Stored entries
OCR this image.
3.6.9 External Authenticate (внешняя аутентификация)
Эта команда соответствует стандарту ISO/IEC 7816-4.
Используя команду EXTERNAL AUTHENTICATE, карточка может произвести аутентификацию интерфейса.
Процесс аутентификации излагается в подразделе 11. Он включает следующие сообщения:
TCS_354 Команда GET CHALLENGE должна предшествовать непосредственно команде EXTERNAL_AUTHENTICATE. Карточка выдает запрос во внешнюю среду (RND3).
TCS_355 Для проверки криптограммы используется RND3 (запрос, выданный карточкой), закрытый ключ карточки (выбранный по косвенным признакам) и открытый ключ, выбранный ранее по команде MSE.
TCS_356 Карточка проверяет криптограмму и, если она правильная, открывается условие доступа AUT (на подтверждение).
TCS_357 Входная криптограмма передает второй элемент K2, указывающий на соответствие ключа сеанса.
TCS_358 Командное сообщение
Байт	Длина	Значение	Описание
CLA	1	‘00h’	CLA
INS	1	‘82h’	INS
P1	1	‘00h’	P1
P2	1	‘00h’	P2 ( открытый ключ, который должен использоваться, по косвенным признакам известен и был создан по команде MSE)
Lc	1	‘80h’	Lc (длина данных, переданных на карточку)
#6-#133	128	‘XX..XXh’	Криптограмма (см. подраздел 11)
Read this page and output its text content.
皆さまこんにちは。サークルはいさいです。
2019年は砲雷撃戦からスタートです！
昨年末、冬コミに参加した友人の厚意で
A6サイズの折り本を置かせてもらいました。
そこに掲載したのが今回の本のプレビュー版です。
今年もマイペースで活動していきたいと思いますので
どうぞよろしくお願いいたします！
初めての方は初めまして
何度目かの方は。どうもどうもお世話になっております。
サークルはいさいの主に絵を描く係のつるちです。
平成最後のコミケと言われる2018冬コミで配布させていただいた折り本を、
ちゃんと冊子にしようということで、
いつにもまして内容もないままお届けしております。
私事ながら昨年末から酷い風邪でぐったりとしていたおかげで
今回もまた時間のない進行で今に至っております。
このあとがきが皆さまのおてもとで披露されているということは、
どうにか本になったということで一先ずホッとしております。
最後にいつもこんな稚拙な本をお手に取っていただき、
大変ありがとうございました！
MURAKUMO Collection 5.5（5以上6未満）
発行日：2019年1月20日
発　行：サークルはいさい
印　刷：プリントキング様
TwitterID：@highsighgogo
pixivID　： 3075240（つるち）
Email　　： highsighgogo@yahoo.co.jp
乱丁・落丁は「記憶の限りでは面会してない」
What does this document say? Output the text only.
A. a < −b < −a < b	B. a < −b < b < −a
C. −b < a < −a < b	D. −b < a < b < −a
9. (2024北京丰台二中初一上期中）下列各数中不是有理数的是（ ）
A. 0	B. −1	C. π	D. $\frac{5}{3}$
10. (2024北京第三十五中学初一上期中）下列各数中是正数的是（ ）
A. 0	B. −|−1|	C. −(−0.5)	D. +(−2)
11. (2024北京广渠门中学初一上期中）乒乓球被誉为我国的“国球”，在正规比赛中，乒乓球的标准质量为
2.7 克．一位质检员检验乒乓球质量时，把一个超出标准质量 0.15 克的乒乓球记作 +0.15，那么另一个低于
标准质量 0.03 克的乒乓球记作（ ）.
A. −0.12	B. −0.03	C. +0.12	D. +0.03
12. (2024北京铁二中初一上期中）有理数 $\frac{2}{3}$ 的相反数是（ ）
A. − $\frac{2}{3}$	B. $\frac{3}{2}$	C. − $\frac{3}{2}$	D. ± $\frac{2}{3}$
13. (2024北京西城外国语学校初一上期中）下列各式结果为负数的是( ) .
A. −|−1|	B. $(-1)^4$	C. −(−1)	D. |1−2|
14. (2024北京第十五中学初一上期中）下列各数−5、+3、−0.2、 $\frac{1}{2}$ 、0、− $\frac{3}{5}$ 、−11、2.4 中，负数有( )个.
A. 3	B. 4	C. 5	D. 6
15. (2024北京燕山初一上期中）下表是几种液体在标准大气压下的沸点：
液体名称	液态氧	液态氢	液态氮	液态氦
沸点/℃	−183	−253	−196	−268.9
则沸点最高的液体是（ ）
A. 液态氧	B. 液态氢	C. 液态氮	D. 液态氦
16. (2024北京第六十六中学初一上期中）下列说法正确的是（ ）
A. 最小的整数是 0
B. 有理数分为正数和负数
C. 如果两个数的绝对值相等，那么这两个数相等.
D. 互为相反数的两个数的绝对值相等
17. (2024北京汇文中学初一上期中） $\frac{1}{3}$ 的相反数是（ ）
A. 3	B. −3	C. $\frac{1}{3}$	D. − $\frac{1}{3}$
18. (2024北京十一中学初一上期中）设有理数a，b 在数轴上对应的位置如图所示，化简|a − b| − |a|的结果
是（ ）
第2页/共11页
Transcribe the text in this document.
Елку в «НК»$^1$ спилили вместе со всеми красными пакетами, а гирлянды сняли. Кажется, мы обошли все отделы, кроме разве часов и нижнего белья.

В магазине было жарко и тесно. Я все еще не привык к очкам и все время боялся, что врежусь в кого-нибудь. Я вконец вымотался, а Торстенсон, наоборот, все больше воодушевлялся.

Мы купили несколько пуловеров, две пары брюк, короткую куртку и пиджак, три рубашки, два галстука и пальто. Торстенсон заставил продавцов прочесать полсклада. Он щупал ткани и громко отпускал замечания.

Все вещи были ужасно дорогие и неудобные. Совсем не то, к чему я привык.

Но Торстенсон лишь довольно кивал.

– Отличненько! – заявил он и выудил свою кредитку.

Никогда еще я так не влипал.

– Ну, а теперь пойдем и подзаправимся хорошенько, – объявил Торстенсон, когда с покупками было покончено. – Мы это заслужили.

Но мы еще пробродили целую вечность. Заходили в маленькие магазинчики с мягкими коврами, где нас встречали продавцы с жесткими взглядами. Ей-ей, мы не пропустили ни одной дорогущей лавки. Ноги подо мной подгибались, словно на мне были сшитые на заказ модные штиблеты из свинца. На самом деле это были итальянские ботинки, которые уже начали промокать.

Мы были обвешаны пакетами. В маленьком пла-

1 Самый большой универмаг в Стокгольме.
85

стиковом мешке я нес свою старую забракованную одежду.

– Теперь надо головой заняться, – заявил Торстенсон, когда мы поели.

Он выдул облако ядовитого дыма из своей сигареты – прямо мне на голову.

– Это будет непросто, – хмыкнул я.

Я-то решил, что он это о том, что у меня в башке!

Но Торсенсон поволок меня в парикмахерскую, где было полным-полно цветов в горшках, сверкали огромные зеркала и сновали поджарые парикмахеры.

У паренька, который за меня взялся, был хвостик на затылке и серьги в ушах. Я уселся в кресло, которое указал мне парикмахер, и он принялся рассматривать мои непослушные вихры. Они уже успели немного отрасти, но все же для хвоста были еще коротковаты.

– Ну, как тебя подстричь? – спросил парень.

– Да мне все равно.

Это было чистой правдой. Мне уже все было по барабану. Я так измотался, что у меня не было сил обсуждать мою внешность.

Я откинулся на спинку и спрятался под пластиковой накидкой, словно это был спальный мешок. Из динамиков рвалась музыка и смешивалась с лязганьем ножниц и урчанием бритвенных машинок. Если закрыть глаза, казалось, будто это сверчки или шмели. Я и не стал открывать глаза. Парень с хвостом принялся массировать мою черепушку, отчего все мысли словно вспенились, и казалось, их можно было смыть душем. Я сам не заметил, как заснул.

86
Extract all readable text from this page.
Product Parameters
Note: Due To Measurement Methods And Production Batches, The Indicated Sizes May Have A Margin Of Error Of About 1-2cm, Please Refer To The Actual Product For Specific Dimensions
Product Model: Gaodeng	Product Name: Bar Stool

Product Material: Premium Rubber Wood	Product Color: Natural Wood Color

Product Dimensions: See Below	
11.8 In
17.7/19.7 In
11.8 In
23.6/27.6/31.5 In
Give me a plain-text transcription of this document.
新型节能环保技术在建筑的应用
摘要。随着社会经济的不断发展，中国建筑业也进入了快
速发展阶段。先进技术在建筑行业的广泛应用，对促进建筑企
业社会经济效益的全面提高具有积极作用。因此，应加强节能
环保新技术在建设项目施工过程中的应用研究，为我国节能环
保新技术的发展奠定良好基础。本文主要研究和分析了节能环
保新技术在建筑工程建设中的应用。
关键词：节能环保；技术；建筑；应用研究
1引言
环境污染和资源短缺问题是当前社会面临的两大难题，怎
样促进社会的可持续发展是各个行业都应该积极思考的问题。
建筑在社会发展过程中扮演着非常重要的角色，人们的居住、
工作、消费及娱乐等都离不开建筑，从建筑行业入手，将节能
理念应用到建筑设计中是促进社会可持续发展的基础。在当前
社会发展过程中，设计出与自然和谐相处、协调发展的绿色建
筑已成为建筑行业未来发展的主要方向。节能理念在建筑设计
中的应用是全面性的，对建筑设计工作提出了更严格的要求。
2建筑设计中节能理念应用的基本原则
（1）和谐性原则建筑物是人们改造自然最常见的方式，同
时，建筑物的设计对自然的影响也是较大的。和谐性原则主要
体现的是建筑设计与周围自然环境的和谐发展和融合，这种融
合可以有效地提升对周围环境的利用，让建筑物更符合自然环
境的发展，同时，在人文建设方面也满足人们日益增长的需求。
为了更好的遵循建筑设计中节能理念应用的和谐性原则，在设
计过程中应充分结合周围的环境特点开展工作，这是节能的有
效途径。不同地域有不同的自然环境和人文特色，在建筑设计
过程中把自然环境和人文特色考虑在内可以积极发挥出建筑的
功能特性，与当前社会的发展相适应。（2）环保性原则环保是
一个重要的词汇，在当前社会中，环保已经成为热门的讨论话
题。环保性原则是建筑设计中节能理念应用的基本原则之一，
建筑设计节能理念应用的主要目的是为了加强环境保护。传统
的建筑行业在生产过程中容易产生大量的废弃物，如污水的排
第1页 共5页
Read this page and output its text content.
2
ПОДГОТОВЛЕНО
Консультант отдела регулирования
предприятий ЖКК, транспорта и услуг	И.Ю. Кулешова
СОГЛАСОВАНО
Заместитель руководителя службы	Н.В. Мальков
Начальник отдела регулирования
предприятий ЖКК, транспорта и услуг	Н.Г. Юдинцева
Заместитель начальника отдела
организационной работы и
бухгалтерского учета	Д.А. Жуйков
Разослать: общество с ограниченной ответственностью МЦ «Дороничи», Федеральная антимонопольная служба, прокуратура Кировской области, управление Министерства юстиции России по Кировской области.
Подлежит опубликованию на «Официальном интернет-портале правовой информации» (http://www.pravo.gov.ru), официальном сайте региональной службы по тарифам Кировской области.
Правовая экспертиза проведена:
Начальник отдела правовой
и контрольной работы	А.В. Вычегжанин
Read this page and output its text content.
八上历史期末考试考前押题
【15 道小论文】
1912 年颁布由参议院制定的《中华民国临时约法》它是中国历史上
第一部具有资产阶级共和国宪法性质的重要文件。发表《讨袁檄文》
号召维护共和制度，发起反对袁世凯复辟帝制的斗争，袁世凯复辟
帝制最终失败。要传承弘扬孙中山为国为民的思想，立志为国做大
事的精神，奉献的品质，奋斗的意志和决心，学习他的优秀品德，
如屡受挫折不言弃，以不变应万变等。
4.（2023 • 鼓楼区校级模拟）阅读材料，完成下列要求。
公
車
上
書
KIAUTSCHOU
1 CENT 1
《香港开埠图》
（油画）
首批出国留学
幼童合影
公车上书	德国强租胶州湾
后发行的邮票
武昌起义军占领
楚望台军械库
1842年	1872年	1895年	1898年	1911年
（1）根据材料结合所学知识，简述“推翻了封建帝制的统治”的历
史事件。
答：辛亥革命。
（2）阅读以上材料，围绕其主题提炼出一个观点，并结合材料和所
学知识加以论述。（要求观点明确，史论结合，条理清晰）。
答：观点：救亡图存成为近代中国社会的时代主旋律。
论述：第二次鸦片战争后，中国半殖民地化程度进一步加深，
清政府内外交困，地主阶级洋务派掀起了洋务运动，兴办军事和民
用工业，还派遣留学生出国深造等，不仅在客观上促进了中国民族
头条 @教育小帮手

### GIVEN TASK
Look through the material above. Copy each line where the word "Кировской" appears.

### WRITTEN SOLUTION
Разослать: общество с ограниченной ответственностью МЦ «Дороничи», Федеральная антимонопольная служба, прокуратура Кировской области, управление Министерства юстиции России по Кировской области.
Подлежит опубликованию на «Официальном интернет-портале правовой информации» (http://www.pravo.gov.ru), официальном сайте региональной службы по тарифам Кировской области.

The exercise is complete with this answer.